> Short task: List each line of the data in which the string "title" appears.

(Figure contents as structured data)
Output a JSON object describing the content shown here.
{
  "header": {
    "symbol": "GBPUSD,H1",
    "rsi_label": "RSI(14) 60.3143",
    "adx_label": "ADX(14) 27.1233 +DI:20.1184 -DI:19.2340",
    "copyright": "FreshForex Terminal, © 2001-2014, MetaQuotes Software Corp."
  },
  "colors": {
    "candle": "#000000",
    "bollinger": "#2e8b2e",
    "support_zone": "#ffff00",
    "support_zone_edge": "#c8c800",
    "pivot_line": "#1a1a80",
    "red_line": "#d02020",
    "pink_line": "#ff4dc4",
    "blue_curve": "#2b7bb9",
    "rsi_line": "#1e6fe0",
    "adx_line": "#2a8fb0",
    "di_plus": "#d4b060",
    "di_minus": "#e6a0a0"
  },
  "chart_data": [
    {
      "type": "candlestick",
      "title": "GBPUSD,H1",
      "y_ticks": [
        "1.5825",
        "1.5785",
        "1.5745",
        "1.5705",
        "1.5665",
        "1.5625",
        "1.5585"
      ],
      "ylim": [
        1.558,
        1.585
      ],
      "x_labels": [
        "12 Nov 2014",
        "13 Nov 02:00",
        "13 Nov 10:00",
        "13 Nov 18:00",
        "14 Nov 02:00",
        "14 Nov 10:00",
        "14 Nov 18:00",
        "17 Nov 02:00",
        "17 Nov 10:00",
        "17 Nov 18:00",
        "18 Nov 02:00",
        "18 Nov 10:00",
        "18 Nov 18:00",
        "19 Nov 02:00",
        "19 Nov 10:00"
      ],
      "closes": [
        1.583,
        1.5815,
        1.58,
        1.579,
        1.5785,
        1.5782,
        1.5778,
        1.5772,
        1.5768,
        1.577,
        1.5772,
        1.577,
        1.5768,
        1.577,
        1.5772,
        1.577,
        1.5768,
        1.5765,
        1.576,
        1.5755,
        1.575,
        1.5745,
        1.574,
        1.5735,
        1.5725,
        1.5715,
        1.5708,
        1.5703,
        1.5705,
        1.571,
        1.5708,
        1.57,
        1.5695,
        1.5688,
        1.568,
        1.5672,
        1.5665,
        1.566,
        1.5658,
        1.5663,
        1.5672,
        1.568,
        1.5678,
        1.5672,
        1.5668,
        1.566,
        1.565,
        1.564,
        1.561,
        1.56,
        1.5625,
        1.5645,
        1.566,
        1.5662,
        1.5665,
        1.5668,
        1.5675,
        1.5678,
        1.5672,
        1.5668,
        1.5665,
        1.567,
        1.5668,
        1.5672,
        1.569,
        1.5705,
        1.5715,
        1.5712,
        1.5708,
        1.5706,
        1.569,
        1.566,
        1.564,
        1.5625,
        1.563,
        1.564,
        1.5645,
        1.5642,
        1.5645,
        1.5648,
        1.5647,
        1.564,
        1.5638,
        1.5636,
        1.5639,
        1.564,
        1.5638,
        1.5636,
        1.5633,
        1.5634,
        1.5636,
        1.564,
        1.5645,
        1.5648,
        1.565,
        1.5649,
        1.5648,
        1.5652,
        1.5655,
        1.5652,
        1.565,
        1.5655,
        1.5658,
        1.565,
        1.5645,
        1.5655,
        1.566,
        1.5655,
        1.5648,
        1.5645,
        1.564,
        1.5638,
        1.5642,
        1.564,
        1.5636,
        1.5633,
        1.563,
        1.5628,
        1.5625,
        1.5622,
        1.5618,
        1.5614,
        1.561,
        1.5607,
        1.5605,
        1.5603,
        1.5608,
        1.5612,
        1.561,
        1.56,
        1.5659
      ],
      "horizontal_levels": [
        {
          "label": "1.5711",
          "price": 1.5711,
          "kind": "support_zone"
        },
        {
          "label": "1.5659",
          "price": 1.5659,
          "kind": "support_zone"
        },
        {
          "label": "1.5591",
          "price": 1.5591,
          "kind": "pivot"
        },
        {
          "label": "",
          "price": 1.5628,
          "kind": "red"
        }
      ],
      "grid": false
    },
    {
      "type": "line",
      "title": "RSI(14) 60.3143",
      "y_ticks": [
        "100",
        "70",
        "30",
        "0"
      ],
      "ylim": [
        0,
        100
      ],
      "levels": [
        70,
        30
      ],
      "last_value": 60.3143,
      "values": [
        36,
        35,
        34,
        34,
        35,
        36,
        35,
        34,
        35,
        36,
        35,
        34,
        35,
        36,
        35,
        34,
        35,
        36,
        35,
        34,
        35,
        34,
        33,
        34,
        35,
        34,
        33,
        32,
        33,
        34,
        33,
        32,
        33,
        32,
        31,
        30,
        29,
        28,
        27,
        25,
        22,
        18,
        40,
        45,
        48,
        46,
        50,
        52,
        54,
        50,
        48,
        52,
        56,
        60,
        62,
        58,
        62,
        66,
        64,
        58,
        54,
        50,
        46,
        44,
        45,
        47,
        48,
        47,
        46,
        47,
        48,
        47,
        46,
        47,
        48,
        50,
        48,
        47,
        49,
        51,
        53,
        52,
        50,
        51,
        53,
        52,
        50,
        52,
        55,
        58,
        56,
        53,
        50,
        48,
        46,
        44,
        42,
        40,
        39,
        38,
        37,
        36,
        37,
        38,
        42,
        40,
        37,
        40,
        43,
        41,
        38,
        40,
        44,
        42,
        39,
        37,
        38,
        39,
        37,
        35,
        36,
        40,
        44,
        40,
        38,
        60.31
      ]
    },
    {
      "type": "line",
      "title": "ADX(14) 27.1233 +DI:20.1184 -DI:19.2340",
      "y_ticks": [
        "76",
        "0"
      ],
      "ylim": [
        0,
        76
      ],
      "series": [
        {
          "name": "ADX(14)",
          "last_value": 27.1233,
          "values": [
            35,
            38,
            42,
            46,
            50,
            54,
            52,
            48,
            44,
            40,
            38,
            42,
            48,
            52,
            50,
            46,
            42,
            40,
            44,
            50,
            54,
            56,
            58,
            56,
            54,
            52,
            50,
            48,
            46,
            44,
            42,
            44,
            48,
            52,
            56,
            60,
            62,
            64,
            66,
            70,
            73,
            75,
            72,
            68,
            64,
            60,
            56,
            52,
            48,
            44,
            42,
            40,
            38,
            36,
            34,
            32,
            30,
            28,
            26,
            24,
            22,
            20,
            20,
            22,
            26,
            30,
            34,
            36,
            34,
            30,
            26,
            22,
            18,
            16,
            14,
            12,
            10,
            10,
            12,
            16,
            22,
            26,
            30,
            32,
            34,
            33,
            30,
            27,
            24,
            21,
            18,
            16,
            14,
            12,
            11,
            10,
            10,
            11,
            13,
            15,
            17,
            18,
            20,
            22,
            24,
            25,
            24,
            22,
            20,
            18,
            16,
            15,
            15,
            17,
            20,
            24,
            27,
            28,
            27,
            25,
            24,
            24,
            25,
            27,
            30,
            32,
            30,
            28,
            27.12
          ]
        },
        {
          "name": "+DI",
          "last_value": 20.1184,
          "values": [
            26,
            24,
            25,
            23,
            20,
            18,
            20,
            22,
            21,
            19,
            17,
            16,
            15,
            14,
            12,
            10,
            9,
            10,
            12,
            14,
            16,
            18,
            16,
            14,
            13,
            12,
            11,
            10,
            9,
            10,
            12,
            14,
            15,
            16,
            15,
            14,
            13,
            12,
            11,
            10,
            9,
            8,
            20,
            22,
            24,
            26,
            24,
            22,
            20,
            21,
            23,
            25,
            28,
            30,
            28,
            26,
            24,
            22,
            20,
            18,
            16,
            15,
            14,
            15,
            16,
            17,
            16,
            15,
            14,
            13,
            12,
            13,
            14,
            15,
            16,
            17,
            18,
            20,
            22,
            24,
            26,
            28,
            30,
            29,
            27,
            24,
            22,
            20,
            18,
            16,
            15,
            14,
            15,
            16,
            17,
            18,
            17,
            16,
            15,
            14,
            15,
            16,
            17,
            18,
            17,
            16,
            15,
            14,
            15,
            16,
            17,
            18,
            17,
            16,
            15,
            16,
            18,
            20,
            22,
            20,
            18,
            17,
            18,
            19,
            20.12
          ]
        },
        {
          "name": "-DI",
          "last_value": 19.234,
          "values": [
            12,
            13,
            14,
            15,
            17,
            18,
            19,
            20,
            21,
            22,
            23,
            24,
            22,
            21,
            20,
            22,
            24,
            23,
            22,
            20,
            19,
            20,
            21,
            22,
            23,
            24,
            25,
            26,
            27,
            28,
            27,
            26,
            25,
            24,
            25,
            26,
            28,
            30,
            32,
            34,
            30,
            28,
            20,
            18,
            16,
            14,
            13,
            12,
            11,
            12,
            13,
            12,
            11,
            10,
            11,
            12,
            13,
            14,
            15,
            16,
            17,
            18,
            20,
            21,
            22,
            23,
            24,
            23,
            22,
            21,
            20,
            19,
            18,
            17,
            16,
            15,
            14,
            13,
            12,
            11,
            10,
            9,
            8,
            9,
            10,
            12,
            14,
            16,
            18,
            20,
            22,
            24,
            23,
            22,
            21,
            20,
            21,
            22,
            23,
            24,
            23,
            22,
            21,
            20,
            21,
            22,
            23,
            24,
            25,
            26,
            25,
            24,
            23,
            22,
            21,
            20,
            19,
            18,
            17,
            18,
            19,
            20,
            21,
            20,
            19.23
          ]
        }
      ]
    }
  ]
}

> Written answer:
      "title": "GBPUSD,H1",
      "title": "RSI(14) 60.3143",
      "title": "ADX(14) 27.1233 +DI:20.1184 -DI:19.2340",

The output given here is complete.